TASKS TO COMPLETE →
A. According to the discussion, why did Catherine Ruth Pakaluk probably learn more accurately why the women in her book have many children? Answer in one to three sentences.
B. The first line of the discussion names several topics. List every topic given there.
C. Decide whether each statement agrees with the discussion, and quote the words that settle it. (i) Pakaluk's book draws on interviews with women who have given birth to five or more children. (ii) Smith sees the working class as unified. (iii) The commenter who learns the word "meliorism" supports technocratic meliorism.

TEXT SEGMENT →
==================================================

Aswath Domodaran on corporate sustainability; Hobart and Huber on scientific stagnation; Howard Husock on big philanthropy; me on bureaucracy; Noah Smith on social class in America
How well does Noah Smith know the working class? I'm not sure to what extent this is true for Smith, but many public intellectuals do little more than read about the working class. This past week I attended a talk by Catherine Ruth Pakaluk at Thales College in Raleigh. Before the talk I spoke with her about her new book, "Hannah's Children: The Women Quietly Defying the Birth Dearth." In writing this book she actually drove around the country interviewing women that have given birth to five or more children. In talking with them face-to-face she probably learned a great deal more and more accurately why these women are having many more children than other American women. Any guesses as to who these women are and why they're having more kids?
The "working class" may not be as ideologically homogenous as the college cohort, but that is not to say they don't share many values. Perhaps one should simply think of those who on the one hand were ideologically indoctrinated in college, and everybody else, whether they went to college or not, rather than think of them in terms of "class," a word which has become freighted with esoteric baggage. Smith thinks of them as fragmented but they share a positive vision of the possibilities of the American future, in contrast to the college cohort's unrelenting negativity, cynicism, and nihilism, which proceed from the Progressives' cult of technocratic meliorism (with themselves in charge, of course), which devalues the present and past in comparison to an imagined perfected future.
Oh, a new word. meliorism - the belief that the world can be made better by human effort. That seems like a good thing. Count me in. But technocratic meliorism, count me out, especially if they’re in charge. Fortunately they’ll probably never be in charge, at least not during my lifetime.

==================================================

Rows from a dataset →
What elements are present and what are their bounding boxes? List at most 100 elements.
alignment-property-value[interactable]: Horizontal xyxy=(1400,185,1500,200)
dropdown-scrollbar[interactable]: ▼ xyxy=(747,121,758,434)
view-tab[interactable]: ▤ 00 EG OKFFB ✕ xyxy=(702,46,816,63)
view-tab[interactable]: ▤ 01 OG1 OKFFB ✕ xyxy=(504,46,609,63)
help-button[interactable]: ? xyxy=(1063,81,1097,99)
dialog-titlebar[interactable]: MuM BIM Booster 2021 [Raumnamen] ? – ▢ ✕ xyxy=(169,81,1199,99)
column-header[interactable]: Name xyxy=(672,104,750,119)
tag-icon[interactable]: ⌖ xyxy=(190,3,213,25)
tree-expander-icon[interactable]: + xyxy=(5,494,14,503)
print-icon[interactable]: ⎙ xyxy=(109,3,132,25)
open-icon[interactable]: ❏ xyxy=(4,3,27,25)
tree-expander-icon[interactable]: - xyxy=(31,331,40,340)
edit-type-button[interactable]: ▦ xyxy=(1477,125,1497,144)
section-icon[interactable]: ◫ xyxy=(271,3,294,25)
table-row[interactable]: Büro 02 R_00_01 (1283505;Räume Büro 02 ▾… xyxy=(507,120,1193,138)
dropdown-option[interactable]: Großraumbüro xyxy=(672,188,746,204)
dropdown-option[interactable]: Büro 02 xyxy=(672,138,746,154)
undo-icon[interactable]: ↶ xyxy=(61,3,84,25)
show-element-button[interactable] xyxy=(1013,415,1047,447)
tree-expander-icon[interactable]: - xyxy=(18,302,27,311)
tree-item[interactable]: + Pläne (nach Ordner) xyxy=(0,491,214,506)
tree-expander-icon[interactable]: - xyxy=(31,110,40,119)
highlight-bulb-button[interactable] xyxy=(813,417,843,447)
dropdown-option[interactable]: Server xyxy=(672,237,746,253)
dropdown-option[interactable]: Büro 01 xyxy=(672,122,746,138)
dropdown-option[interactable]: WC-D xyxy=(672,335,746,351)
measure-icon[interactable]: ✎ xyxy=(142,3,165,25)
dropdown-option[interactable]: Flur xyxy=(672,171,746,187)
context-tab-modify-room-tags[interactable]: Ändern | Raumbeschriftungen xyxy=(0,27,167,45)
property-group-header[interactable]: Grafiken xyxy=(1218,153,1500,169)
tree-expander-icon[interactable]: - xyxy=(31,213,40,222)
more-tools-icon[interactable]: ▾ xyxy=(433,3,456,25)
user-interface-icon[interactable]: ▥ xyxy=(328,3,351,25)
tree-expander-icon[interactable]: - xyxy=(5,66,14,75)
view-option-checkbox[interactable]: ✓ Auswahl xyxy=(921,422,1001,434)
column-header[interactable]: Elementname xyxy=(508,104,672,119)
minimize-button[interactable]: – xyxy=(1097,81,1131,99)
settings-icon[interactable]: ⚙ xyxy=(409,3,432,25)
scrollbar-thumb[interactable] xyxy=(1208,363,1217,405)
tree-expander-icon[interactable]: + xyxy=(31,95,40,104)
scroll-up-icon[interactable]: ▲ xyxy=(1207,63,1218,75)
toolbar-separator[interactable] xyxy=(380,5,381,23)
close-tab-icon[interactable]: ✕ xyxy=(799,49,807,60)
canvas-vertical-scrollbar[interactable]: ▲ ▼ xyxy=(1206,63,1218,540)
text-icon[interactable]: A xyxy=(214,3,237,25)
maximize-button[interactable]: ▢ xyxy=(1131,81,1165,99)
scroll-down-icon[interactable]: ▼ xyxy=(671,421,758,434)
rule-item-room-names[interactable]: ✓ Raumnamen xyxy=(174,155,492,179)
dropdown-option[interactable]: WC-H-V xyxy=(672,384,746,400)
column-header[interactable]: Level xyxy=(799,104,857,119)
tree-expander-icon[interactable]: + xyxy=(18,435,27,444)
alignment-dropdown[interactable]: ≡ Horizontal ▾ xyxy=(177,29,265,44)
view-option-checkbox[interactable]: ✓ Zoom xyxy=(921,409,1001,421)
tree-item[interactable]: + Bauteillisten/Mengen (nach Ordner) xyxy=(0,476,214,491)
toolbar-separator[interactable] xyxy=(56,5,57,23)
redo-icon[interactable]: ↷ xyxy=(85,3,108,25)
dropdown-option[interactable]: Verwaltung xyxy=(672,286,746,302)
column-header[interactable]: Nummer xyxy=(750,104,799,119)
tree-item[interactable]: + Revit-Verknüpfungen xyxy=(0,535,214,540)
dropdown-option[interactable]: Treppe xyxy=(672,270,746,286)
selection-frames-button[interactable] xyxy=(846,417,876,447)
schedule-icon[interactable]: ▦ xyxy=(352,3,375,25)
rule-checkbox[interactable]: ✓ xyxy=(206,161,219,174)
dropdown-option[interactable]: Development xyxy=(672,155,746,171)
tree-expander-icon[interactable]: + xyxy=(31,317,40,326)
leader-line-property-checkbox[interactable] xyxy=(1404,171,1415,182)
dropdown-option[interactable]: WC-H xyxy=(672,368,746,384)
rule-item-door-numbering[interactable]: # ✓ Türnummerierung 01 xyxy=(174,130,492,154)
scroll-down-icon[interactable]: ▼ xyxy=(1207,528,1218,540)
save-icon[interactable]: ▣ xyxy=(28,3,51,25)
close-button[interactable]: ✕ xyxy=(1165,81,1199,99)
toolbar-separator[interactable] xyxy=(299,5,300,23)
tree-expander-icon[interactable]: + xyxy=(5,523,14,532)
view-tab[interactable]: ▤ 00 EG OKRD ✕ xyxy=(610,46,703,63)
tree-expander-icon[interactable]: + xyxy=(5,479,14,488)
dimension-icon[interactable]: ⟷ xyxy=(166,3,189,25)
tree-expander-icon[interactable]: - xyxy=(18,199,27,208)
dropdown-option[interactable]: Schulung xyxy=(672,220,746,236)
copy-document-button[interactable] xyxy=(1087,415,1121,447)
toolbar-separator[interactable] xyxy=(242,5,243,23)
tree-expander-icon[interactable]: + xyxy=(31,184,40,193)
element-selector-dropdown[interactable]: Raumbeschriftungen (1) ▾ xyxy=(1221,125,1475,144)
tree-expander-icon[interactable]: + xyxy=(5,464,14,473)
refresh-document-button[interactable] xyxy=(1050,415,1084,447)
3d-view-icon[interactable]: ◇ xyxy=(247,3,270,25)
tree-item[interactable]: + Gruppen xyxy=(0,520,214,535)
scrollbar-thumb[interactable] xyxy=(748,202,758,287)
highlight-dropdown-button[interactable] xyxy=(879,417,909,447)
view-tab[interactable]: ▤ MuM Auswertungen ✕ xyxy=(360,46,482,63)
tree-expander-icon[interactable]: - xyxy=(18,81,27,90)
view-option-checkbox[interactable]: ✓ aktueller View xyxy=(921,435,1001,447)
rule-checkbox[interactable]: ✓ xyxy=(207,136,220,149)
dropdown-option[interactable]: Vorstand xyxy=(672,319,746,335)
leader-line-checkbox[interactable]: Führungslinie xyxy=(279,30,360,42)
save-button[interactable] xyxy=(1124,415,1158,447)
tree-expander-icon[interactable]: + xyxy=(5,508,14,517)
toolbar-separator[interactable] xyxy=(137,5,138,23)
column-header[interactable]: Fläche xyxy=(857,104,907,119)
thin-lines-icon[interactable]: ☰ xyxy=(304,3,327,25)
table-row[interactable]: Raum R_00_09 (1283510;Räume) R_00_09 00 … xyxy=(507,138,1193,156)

==================================================

WORKED ANSWERS →
A. She drove around the country and interviewed the women face-to-face. The writer says that talking with them in person probably taught her much more, and more accurately, than reading about them would have.

B.
- Corporate sustainability
- Scientific stagnation
- Big philanthropy
- Bureaucracy
- Social class in America

C.
(i) Yes: "interviewing women that have given birth to five or more children"
(ii) No: "Smith thinks of them as fragmented"
(iii) No: "But technocratic meliorism, count me out"